— START —
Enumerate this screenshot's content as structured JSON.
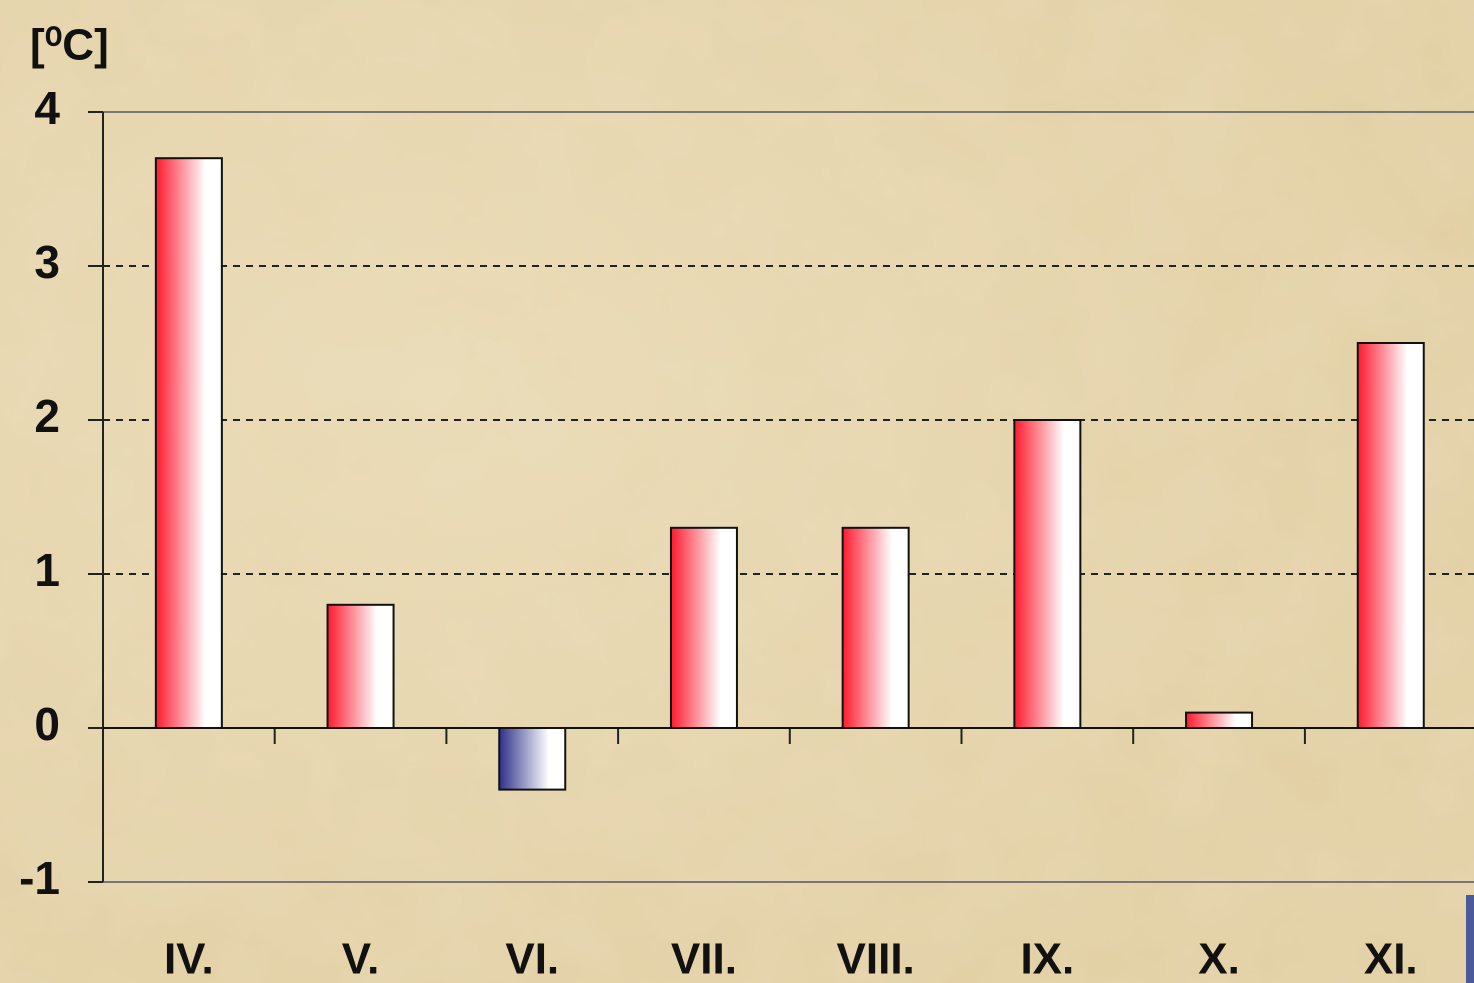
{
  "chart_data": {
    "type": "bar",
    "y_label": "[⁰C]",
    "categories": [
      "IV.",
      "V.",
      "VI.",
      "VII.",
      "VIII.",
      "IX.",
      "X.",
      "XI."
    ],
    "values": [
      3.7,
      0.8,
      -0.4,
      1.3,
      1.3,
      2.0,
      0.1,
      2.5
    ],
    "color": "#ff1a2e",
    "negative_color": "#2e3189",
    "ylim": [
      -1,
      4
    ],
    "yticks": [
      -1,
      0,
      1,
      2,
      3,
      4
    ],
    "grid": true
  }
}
— END —
— START —
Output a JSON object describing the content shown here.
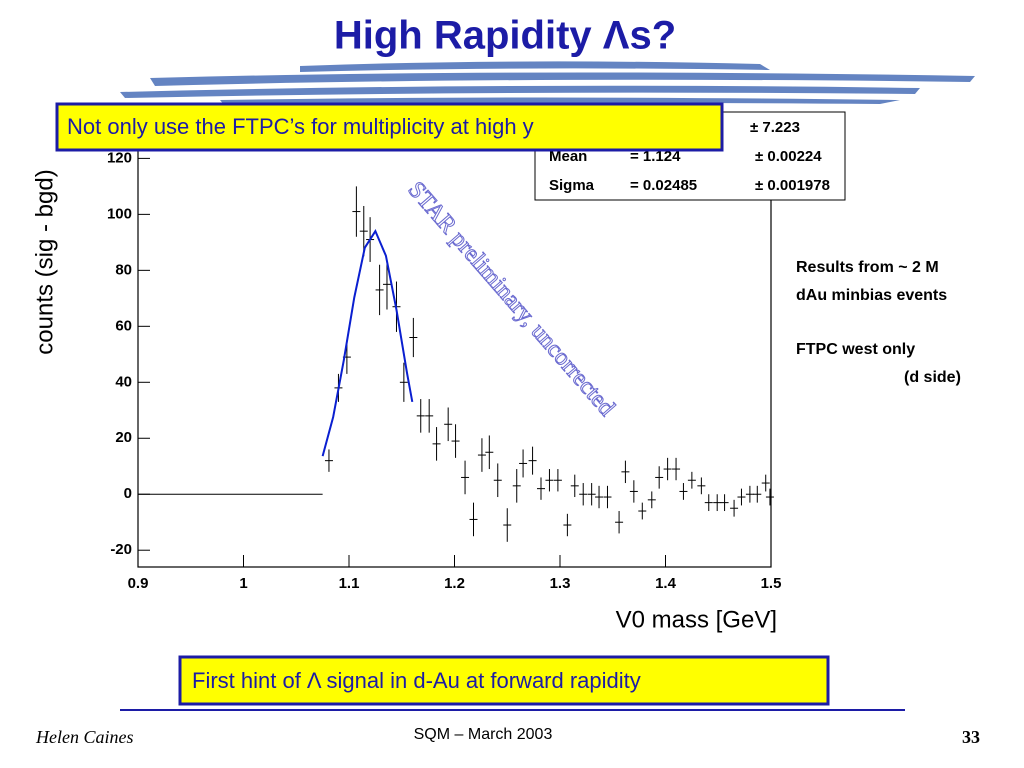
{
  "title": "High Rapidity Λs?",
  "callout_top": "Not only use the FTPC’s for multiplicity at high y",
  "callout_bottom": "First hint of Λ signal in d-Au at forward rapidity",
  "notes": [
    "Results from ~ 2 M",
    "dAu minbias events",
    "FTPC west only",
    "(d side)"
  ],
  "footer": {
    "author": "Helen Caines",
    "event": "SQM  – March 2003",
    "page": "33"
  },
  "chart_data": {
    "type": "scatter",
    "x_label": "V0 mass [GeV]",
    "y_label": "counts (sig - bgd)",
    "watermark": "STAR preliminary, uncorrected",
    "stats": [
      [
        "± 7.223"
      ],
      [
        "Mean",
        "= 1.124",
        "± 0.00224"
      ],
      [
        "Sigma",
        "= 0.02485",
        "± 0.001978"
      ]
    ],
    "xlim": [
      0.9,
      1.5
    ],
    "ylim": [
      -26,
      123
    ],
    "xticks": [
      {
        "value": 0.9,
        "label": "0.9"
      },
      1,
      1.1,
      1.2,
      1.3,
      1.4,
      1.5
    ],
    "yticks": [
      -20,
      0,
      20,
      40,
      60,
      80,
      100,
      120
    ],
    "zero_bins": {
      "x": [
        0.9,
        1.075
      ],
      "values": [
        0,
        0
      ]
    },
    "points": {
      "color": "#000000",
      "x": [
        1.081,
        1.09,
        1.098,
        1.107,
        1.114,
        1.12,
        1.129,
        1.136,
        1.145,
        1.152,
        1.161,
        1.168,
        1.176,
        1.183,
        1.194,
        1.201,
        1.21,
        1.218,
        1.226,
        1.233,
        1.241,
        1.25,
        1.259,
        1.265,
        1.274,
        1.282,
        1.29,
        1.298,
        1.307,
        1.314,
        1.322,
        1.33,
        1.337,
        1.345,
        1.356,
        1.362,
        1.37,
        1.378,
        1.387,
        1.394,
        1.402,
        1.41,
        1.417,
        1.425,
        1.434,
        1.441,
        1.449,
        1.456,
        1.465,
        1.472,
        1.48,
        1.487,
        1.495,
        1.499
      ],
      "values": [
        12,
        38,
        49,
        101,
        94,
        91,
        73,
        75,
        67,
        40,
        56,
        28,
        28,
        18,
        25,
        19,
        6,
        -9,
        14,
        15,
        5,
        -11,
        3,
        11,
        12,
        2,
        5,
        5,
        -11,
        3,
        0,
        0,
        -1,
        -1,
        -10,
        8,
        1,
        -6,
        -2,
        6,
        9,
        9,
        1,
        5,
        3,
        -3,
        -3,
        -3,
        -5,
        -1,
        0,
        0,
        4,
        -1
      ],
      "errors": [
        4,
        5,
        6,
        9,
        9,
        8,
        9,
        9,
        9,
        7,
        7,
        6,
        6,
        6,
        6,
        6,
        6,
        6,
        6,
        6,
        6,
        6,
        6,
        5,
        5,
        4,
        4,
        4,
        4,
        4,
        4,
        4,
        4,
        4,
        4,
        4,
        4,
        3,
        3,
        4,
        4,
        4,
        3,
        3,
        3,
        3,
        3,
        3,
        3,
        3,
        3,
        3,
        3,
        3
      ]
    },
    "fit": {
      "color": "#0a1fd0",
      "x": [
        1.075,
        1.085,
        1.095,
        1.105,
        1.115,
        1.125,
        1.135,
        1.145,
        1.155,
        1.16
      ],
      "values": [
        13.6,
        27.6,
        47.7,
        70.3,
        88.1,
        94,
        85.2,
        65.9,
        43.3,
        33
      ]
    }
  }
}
— END —
In the records shown above, how many lines include the word "JSON"? Answer with the number only.

OUTPUT FOR THIS TASK
2